Rows ::
---+---
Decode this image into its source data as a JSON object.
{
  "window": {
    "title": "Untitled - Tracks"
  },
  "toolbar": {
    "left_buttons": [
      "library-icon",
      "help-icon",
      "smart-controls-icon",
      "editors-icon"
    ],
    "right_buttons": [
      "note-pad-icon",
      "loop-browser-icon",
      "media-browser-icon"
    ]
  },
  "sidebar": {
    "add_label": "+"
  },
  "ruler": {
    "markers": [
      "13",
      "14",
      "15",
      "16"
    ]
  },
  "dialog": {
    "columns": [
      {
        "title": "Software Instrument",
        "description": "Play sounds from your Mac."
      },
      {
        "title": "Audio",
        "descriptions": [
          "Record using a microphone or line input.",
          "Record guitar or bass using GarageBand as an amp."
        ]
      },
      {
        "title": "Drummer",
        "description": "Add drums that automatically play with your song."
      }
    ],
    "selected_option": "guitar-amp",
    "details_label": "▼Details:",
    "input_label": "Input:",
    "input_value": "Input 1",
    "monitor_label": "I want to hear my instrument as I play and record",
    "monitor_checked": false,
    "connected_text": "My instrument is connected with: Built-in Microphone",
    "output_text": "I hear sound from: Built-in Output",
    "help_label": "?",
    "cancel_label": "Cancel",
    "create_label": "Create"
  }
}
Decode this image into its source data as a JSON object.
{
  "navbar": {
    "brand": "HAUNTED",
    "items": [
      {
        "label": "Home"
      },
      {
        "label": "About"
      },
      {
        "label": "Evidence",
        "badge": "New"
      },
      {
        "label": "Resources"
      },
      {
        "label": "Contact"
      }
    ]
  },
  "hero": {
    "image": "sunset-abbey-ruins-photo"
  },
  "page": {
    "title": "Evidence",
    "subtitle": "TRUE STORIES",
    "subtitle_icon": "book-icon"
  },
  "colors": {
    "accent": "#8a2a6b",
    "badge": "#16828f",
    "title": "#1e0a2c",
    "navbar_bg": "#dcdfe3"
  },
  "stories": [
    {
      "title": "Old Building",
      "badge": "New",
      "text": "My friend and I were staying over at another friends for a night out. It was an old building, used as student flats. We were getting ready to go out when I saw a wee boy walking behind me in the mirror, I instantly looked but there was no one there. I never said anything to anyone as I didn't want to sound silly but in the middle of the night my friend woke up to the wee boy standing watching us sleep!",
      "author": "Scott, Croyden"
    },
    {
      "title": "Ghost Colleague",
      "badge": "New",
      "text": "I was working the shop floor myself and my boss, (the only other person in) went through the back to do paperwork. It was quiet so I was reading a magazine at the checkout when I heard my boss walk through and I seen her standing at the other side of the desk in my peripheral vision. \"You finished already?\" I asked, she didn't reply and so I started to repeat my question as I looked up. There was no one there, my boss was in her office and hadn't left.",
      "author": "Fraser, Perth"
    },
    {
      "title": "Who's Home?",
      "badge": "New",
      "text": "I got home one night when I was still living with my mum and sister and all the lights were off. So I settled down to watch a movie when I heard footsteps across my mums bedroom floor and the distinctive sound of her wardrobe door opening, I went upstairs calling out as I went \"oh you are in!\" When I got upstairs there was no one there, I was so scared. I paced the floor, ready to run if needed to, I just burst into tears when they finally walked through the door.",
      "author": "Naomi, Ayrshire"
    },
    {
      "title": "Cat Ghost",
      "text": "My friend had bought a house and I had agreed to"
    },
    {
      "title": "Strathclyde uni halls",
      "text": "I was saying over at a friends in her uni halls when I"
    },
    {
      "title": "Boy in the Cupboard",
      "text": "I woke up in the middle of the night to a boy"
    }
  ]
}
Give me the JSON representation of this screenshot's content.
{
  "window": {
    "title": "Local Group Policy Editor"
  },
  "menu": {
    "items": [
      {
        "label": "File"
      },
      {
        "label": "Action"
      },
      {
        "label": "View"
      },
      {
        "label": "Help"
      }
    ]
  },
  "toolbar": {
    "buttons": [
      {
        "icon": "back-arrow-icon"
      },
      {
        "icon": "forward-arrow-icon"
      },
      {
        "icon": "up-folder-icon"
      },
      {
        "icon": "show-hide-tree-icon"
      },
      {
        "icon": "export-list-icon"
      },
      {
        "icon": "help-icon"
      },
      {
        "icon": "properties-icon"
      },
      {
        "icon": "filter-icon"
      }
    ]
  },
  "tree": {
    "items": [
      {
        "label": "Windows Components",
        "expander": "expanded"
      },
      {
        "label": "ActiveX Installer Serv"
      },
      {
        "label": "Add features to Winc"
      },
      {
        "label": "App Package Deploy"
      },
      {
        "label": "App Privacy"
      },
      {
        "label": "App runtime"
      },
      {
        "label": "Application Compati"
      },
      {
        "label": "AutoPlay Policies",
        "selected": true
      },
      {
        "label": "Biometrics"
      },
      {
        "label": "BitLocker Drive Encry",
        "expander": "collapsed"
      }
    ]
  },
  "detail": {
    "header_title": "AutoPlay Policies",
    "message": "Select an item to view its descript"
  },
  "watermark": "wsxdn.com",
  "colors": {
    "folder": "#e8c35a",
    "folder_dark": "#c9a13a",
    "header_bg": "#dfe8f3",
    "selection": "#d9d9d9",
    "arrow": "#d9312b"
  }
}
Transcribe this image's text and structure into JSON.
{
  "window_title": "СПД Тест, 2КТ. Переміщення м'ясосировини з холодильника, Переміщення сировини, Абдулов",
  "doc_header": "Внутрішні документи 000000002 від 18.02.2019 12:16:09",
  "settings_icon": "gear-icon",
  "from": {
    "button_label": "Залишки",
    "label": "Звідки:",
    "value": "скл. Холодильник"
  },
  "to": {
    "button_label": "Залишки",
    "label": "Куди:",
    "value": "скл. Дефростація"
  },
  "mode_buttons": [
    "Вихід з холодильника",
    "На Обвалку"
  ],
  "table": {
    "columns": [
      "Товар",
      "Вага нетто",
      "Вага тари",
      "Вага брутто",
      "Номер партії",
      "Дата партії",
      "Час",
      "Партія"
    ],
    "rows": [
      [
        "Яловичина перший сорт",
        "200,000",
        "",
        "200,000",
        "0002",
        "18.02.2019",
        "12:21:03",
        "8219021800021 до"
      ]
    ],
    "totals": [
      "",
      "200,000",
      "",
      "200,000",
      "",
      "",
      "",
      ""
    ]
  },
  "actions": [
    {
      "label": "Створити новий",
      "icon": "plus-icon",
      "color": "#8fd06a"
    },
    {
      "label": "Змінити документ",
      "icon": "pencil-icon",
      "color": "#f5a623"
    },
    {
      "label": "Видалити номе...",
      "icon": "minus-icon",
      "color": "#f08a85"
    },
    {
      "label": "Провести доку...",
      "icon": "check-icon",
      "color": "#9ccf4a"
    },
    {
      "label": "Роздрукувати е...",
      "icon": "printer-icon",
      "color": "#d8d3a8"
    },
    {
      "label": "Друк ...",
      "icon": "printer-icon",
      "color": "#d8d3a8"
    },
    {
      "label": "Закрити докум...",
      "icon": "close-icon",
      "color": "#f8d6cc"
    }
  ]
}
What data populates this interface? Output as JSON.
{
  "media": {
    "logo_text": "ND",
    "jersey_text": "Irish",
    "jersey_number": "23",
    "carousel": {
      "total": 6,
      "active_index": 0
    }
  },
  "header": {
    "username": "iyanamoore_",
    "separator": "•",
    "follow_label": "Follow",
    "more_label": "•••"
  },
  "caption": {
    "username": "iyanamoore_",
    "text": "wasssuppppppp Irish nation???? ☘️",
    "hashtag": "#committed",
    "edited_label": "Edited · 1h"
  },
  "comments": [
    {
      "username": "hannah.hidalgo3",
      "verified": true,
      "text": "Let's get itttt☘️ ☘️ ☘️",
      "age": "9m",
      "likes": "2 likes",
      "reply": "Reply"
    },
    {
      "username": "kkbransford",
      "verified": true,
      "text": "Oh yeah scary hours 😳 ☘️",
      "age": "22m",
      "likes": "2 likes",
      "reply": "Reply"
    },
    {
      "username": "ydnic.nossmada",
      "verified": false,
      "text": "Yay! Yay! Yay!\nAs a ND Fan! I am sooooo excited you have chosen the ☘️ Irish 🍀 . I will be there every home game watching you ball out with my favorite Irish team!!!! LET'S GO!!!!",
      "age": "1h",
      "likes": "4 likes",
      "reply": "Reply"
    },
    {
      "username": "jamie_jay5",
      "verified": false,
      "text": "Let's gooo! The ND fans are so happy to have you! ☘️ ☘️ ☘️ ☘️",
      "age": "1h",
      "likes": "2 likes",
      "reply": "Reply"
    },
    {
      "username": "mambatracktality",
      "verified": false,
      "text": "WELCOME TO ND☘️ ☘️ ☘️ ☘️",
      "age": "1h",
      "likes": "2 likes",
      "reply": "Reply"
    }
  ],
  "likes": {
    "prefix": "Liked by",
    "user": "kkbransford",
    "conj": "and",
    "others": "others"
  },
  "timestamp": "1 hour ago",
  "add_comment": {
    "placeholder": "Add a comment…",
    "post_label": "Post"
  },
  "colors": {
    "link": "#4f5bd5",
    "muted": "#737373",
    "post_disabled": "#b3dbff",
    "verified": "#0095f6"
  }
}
---+---
What needs to be done :: Identify every line where the string "browser" appears.

Reply ::
      "loop-browser-icon",
      "media-browser-icon"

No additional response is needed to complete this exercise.